> [Short task]: Give back the full listing, character for character, with no pictures.

> [Data in this exercise]:
* begin *
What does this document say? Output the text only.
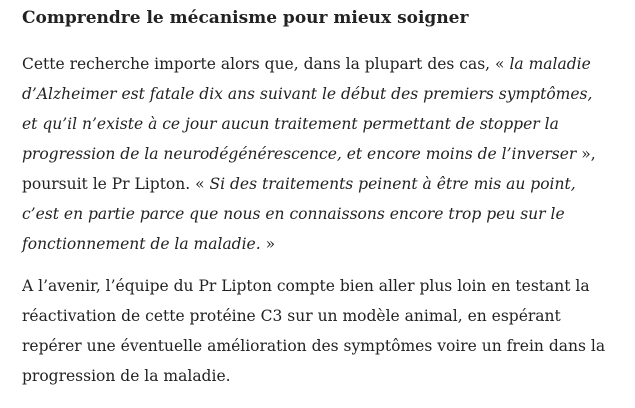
Comprendre le mécanisme pour mieux soigner
Cette recherche importe alors que, dans la plupart des cas, « la maladie
d’Alzheimer est fatale dix ans suivant le début des premiers symptômes,
et qu’il n’existe à ce jour aucun traitement permettant de stopper la
progression de la neurodégénérescence, et encore moins de l’inverser »,
poursuit le Pr Lipton. « Si des traitements peinent à être mis au point,
c’est en partie parce que nous en connaissons encore trop peu sur le
fonctionnement de la maladie. »
A l’avenir, l’équipe du Pr Lipton compte bien aller plus loin en testant la
réactivation de cette protéine C3 sur un modèle animal, en espérant
repérer une éventuelle amélioration des symptômes voire un frein dans la
progression de la maladie.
* end *
> [The result]:
What does this document say? Output the text only.
Comprendre le mécanisme pour mieux soigner
Cette recherche importe alors que, dans la plupart des cas, « la maladie
d’Alzheimer est fatale dix ans suivant le début des premiers symptômes,
et qu’il n’existe à ce jour aucun traitement permettant de stopper la
progression de la neurodégénérescence, et encore moins de l’inverser »,
poursuit le Pr Lipton. « Si des traitements peinent à être mis au point,
c’est en partie parce que nous en connaissons encore trop peu sur le
fonctionnement de la maladie. »
A l’avenir, l’équipe du Pr Lipton compte bien aller plus loin en testant la
réactivation de cette protéine C3 sur un modèle animal, en espérant
repérer une éventuelle amélioration des symptômes voire un frein dans la
progression de la maladie.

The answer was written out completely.